+++ EXTRACTED DATA

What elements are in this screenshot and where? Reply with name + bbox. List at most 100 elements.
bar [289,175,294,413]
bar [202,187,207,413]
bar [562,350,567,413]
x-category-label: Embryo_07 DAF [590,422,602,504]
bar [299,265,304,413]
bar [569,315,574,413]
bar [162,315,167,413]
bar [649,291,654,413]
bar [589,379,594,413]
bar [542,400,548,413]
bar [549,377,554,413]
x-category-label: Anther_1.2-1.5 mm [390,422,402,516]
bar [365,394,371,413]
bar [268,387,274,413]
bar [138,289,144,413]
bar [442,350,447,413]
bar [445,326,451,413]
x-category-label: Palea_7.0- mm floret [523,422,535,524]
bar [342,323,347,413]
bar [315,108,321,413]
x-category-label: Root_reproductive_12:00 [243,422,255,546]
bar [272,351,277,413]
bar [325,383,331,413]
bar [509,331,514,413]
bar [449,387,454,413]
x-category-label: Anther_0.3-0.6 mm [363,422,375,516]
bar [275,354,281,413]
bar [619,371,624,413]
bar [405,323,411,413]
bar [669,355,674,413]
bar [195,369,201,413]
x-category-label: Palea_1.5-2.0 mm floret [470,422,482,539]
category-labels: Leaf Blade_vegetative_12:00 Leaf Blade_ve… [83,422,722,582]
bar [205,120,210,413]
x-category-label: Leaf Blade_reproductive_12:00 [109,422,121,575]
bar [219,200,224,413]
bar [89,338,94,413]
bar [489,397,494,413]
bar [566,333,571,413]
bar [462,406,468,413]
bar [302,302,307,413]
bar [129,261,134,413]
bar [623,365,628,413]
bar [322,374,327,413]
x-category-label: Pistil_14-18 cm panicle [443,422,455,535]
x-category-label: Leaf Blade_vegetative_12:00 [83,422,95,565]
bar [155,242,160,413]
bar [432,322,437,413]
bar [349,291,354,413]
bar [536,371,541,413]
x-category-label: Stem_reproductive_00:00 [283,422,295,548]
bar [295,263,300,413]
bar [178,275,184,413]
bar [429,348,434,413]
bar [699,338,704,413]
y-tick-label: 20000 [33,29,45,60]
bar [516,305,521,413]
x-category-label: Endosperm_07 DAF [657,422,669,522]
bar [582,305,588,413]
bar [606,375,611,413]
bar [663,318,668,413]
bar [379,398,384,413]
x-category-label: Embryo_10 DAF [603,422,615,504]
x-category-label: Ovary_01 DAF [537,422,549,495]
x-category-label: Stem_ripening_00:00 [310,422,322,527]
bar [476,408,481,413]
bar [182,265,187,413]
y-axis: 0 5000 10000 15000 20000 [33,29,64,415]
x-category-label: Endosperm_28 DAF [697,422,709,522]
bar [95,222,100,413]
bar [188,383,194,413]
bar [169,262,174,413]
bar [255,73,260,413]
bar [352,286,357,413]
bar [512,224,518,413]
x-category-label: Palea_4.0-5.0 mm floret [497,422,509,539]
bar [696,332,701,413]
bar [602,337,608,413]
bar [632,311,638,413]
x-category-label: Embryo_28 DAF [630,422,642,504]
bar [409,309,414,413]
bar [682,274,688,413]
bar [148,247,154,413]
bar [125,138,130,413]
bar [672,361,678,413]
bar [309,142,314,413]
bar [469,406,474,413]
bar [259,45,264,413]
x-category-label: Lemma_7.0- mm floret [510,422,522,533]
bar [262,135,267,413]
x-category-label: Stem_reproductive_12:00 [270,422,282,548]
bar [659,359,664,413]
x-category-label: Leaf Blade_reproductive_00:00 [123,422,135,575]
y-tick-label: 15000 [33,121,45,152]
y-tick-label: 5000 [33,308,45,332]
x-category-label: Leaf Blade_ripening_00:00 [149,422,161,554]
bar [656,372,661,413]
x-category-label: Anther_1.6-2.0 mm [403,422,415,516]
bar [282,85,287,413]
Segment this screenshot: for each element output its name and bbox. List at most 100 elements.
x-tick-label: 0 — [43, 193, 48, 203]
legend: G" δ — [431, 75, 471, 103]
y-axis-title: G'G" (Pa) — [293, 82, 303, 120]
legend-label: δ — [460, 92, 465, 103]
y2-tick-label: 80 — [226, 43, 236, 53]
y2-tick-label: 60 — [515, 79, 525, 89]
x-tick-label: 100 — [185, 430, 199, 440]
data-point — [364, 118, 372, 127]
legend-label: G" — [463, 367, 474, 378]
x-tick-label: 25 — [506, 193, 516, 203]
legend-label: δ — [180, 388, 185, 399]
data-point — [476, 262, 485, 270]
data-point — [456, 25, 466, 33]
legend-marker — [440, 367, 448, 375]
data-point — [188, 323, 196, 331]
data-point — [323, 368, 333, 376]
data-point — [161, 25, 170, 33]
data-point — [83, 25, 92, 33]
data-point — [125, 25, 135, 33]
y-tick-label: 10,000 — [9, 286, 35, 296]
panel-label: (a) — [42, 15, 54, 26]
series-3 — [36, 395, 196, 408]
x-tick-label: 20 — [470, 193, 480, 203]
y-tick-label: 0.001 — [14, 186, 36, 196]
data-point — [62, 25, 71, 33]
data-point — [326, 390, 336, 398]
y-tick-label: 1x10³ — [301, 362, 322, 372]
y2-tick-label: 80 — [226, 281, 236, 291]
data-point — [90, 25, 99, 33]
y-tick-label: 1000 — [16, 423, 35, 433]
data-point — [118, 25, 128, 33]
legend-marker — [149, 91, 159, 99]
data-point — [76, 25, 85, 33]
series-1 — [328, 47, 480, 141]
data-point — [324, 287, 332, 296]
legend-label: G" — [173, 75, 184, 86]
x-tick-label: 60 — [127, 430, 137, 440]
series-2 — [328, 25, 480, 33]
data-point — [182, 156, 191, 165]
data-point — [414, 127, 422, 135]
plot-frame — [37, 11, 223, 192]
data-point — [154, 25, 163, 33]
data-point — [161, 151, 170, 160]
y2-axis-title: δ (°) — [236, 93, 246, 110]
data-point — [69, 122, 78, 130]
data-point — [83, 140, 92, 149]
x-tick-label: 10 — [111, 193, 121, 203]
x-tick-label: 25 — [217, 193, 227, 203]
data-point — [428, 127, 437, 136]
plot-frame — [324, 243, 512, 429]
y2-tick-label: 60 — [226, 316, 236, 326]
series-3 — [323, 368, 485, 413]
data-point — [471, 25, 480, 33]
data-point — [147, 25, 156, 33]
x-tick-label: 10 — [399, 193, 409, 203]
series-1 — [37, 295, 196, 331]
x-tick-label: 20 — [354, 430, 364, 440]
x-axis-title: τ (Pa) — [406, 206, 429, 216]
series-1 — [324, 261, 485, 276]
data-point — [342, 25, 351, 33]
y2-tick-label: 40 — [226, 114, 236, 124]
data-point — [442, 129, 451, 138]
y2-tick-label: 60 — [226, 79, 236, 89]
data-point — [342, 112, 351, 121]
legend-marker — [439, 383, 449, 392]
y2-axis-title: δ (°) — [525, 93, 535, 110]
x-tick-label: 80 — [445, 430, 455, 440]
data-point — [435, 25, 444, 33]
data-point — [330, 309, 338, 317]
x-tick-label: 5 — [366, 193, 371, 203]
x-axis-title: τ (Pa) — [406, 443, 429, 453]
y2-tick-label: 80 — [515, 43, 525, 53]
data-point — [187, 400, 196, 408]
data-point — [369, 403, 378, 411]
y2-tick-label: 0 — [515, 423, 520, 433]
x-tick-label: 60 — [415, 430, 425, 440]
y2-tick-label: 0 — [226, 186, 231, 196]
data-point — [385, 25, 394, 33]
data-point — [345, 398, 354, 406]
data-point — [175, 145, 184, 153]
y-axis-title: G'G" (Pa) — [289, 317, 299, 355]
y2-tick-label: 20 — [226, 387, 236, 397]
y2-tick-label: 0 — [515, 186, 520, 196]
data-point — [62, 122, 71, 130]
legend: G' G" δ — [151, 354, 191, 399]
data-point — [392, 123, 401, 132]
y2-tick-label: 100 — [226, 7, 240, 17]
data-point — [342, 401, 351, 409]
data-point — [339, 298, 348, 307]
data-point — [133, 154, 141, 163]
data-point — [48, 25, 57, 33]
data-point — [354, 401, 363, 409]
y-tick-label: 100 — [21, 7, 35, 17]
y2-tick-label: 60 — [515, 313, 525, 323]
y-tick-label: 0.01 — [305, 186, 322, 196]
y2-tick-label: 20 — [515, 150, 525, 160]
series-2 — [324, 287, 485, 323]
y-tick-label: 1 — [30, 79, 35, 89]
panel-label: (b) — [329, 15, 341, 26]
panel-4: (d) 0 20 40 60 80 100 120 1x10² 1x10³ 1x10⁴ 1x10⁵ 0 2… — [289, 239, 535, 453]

++++++

**GOAL OF THE EXERCISE**:
Copy the records line for line, from the very first line through the line with "bar [255,73,260,413]", and include that last line.

**CORRECT RESULT**:
What elements are in this screenshot and where? Reply with name + bbox. List at most 100 elements.
bar [289,175,294,413]
bar [202,187,207,413]
bar [562,350,567,413]
x-category-label: Embryo_07 DAF [590,422,602,504]
bar [299,265,304,413]
bar [569,315,574,413]
bar [162,315,167,413]
bar [649,291,654,413]
bar [589,379,594,413]
bar [542,400,548,413]
bar [549,377,554,413]
x-category-label: Anther_1.2-1.5 mm [390,422,402,516]
bar [365,394,371,413]
bar [268,387,274,413]
bar [138,289,144,413]
bar [442,350,447,413]
bar [445,326,451,413]
x-category-label: Palea_7.0- mm floret [523,422,535,524]
bar [342,323,347,413]
bar [315,108,321,413]
x-category-label: Root_reproductive_12:00 [243,422,255,546]
bar [272,351,277,413]
bar [325,383,331,413]
bar [509,331,514,413]
bar [449,387,454,413]
x-category-label: Anther_0.3-0.6 mm [363,422,375,516]
bar [275,354,281,413]
bar [619,371,624,413]
bar [405,323,411,413]
bar [669,355,674,413]
bar [195,369,201,413]
x-category-label: Palea_1.5-2.0 mm floret [470,422,482,539]
category-labels: Leaf Blade_vegetative_12:00 Leaf Blade_ve… [83,422,722,582]
bar [205,120,210,413]
x-category-label: Leaf Blade_reproductive_12:00 [109,422,121,575]
bar [219,200,224,413]
bar [89,338,94,413]
bar [489,397,494,413]
bar [566,333,571,413]
bar [462,406,468,413]
bar [302,302,307,413]
bar [129,261,134,413]
bar [623,365,628,413]
bar [322,374,327,413]
x-category-label: Pistil_14-18 cm panicle [443,422,455,535]
x-category-label: Leaf Blade_vegetative_12:00 [83,422,95,565]
bar [155,242,160,413]
bar [432,322,437,413]
bar [349,291,354,413]
bar [536,371,541,413]
x-category-label: Stem_reproductive_00:00 [283,422,295,548]
bar [295,263,300,413]
bar [178,275,184,413]
bar [429,348,434,413]
bar [699,338,704,413]
y-tick-label: 20000 [33,29,45,60]
bar [516,305,521,413]
x-category-label: Endosperm_07 DAF [657,422,669,522]
bar [582,305,588,413]
bar [606,375,611,413]
bar [663,318,668,413]
bar [379,398,384,413]
x-category-label: Embryo_10 DAF [603,422,615,504]
x-category-label: Ovary_01 DAF [537,422,549,495]
x-category-label: Stem_ripening_00:00 [310,422,322,527]
bar [476,408,481,413]
bar [182,265,187,413]
y-axis: 0 5000 10000 15000 20000 [33,29,64,415]
x-category-label: Endosperm_28 DAF [697,422,709,522]
bar [95,222,100,413]
bar [188,383,194,413]
bar [169,262,174,413]
bar [255,73,260,413]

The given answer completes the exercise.